[STORED ROWS]
-- Start --

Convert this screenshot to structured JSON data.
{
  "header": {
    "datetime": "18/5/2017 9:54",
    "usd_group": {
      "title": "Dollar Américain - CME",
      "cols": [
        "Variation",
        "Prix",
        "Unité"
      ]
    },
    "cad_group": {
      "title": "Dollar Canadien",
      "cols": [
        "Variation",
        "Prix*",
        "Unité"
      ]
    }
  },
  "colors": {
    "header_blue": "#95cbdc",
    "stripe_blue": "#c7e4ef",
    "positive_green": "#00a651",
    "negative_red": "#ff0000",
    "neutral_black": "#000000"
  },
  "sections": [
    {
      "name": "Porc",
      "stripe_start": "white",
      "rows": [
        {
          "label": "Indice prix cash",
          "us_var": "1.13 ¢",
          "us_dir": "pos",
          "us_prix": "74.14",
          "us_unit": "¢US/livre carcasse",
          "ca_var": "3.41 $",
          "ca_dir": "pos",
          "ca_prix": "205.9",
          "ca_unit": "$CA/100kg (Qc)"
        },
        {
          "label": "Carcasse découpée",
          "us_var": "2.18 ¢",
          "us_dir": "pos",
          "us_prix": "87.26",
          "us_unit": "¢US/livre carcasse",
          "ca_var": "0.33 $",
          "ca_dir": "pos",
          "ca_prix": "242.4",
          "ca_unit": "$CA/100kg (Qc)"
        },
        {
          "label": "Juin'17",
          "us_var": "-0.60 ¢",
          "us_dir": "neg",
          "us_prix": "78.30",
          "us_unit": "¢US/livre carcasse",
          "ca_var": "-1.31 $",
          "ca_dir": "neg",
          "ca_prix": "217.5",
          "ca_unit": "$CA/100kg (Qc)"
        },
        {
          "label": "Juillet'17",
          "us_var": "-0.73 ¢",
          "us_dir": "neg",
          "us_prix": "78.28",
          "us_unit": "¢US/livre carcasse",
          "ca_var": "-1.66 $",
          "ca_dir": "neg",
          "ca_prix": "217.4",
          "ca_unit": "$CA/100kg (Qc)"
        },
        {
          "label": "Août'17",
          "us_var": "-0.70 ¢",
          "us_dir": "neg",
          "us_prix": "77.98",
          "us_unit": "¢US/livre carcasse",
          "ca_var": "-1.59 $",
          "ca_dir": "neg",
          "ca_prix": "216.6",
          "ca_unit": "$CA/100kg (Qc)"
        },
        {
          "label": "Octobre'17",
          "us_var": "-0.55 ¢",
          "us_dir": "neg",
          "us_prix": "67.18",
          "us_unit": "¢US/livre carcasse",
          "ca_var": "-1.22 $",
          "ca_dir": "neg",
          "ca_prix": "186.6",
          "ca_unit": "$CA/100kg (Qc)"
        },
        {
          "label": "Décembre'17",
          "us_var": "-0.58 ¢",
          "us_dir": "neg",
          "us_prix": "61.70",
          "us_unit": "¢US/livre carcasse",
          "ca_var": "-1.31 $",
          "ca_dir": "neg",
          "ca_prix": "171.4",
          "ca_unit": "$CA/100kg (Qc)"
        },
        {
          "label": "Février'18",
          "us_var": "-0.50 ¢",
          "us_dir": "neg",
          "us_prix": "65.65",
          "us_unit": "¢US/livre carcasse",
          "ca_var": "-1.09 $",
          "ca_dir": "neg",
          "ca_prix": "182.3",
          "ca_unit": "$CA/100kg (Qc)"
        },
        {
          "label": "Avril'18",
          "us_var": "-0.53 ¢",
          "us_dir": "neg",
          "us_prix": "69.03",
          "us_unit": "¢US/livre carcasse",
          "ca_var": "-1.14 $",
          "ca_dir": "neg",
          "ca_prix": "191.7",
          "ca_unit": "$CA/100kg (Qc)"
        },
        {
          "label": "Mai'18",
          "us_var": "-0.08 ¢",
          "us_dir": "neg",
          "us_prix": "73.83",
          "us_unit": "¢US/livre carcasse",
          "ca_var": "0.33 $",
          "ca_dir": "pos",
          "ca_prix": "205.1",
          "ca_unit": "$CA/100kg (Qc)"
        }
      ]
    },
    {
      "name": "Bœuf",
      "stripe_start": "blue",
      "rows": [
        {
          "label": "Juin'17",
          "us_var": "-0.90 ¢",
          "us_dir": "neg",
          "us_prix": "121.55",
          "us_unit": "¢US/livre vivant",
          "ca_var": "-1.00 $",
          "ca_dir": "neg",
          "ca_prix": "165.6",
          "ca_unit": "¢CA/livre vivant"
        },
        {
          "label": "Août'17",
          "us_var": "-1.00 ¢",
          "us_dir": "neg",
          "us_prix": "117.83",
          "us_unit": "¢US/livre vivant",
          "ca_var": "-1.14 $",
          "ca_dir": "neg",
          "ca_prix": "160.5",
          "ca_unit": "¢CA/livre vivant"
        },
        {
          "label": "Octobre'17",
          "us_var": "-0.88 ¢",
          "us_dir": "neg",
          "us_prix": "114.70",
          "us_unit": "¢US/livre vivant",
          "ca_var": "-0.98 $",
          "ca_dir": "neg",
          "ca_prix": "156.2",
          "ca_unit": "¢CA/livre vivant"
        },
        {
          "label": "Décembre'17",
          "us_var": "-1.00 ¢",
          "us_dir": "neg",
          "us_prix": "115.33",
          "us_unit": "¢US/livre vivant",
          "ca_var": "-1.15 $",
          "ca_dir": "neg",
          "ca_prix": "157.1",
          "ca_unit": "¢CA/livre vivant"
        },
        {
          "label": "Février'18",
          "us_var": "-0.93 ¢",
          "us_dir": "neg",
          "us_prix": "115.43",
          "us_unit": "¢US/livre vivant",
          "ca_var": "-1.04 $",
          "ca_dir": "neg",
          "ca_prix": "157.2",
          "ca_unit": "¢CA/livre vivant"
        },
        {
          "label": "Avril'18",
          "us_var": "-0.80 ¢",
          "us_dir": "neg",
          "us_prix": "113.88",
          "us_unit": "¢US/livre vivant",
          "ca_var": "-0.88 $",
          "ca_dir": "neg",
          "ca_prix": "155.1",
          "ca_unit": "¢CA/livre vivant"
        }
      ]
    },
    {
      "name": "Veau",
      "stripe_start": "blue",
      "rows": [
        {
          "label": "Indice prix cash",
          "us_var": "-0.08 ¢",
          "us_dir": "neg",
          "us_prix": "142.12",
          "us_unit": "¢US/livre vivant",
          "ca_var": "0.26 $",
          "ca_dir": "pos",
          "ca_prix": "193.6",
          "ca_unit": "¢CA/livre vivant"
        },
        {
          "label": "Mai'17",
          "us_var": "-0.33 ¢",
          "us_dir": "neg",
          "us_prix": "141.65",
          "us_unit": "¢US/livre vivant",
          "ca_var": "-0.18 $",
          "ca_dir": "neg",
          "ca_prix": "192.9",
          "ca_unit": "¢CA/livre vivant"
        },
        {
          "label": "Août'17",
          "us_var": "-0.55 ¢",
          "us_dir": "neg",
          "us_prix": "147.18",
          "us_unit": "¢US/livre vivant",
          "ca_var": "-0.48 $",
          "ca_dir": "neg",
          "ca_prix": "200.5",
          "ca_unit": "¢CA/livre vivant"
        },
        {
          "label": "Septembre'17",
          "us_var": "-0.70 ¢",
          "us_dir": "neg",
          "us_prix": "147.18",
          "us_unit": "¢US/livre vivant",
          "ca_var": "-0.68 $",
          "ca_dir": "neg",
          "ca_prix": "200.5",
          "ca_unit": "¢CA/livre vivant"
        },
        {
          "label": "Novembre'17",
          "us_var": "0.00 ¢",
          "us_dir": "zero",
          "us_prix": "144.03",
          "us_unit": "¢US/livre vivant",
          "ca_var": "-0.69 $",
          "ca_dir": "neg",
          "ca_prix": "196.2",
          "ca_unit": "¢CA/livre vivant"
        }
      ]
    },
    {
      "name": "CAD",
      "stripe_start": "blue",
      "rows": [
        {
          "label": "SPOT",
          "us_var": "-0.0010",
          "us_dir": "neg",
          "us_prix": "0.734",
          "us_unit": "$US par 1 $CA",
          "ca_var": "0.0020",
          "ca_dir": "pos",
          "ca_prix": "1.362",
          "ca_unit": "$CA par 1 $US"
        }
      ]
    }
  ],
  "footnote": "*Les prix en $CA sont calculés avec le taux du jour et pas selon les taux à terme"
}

-- End --

[WRITTEN INSTRUCTION] Which lines contain the word "name"? Copy each one.

[RESPONSE]
      "name": "Porc",
      "name": "Bœuf",
      "name": "Veau",
      "name": "CAD",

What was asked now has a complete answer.